→ Raw data
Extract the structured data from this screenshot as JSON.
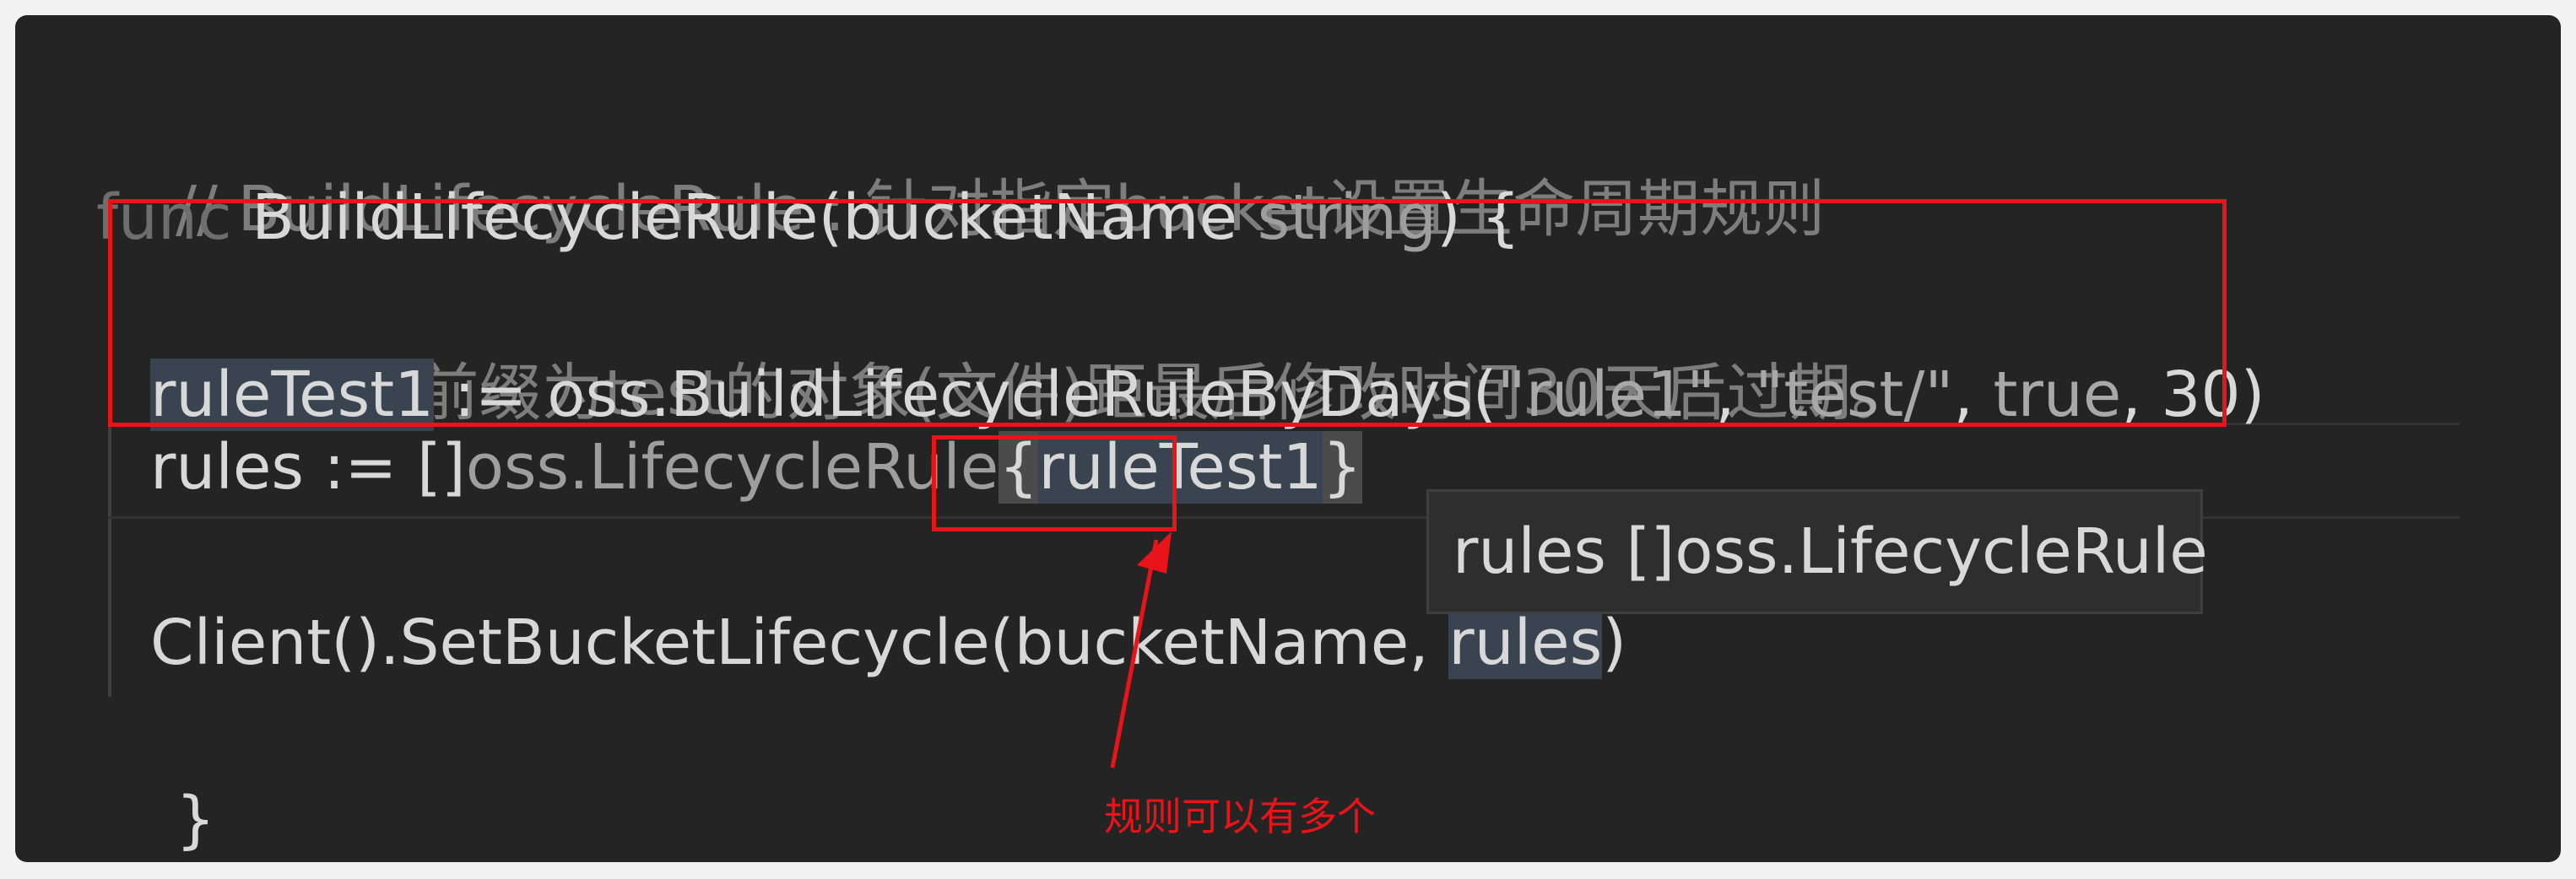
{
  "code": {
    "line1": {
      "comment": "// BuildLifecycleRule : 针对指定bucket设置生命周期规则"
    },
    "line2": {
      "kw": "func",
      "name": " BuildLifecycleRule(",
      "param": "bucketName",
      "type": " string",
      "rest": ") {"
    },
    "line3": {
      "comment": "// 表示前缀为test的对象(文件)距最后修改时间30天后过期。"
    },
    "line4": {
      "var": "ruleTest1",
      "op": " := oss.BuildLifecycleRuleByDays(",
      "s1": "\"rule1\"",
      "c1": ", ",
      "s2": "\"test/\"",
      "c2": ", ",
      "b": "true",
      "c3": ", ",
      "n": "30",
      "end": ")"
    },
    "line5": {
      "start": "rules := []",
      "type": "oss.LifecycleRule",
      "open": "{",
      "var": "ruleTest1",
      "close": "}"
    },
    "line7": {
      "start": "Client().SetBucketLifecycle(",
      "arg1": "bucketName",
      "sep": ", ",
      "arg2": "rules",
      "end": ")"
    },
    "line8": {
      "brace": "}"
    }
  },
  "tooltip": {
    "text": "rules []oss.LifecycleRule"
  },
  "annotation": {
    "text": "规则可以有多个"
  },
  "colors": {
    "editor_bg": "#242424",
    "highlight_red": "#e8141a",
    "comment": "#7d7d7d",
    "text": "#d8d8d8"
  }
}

* * *

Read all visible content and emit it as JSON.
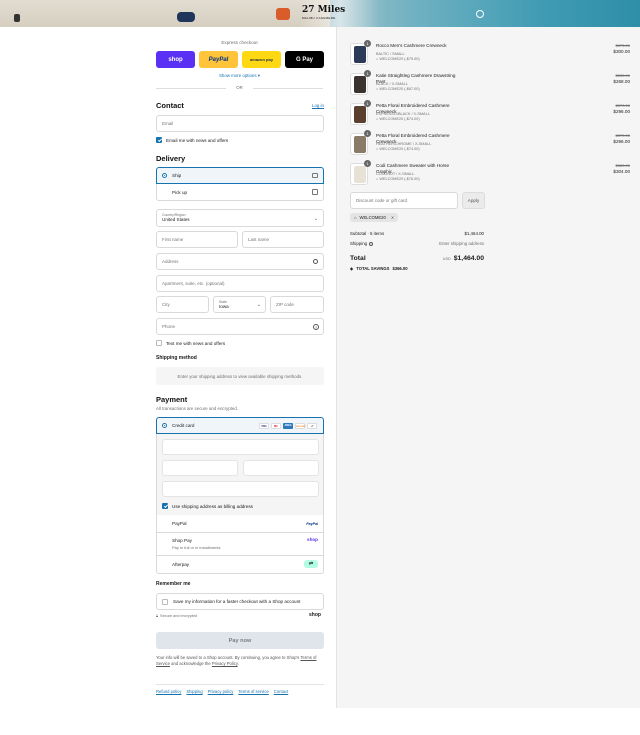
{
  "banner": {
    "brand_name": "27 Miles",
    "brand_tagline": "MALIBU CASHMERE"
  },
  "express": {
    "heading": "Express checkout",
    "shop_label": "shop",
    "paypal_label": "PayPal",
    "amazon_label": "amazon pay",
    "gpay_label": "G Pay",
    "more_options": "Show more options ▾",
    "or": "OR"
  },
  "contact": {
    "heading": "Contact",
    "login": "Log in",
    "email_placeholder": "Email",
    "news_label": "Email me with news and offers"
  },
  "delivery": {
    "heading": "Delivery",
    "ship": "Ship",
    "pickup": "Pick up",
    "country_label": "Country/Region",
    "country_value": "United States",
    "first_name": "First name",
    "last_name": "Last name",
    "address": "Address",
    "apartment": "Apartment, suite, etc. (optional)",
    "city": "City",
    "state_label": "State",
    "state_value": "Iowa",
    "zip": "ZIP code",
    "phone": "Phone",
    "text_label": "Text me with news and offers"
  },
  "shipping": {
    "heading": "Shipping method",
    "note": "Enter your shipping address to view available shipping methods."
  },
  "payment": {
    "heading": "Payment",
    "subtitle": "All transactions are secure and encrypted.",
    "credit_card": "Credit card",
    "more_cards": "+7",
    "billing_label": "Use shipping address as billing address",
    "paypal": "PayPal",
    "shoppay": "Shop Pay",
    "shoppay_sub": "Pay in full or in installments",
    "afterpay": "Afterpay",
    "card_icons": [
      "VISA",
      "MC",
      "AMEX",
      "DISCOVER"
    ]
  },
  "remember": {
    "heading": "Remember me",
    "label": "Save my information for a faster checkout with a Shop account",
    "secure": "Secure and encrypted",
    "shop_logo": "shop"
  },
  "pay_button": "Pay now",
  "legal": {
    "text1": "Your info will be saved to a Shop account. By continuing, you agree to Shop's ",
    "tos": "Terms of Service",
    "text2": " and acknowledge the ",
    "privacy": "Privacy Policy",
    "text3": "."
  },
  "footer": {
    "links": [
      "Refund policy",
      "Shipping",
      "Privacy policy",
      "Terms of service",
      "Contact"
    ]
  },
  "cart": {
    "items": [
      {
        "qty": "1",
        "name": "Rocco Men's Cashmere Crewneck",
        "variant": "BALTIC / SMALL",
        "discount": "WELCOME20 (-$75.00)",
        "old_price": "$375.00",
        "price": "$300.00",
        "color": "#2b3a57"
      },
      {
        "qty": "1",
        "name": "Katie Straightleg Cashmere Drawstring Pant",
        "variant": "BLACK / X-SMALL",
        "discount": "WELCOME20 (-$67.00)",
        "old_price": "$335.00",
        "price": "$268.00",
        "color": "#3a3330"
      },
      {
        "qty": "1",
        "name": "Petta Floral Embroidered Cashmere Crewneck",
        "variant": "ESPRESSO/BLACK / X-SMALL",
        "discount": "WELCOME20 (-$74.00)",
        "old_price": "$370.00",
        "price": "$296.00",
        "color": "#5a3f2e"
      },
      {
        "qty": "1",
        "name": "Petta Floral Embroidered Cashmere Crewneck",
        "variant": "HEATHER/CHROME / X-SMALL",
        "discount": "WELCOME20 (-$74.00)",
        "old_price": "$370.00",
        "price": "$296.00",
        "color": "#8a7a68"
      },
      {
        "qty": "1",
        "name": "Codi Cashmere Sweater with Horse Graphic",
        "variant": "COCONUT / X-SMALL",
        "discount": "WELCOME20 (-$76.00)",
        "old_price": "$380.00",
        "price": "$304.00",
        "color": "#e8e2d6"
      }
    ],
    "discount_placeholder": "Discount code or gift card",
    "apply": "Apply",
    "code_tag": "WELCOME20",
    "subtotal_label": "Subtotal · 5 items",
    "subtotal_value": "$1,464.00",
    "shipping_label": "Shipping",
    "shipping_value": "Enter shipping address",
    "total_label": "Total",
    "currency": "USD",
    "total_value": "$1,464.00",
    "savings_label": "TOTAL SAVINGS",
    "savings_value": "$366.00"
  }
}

---

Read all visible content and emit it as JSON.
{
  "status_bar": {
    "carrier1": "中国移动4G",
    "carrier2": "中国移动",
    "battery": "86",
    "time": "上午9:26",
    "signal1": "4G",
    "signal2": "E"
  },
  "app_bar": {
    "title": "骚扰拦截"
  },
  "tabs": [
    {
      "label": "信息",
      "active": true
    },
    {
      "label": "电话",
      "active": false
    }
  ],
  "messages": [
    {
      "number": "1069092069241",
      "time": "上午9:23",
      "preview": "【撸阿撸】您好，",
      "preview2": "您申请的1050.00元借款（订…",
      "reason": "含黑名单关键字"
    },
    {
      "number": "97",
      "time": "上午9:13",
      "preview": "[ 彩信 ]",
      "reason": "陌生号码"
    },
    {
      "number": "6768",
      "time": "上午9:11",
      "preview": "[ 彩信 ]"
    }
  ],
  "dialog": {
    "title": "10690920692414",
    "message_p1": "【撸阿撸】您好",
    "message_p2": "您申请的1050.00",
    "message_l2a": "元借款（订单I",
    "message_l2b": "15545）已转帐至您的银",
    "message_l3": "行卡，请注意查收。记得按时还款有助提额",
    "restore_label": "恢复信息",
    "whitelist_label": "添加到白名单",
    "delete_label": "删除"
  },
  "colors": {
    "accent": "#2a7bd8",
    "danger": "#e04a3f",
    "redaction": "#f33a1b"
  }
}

→ Given exercise
Looking at the records above, report how many lines contain the word "encrypted". Answer with the number only.

→ Task output
2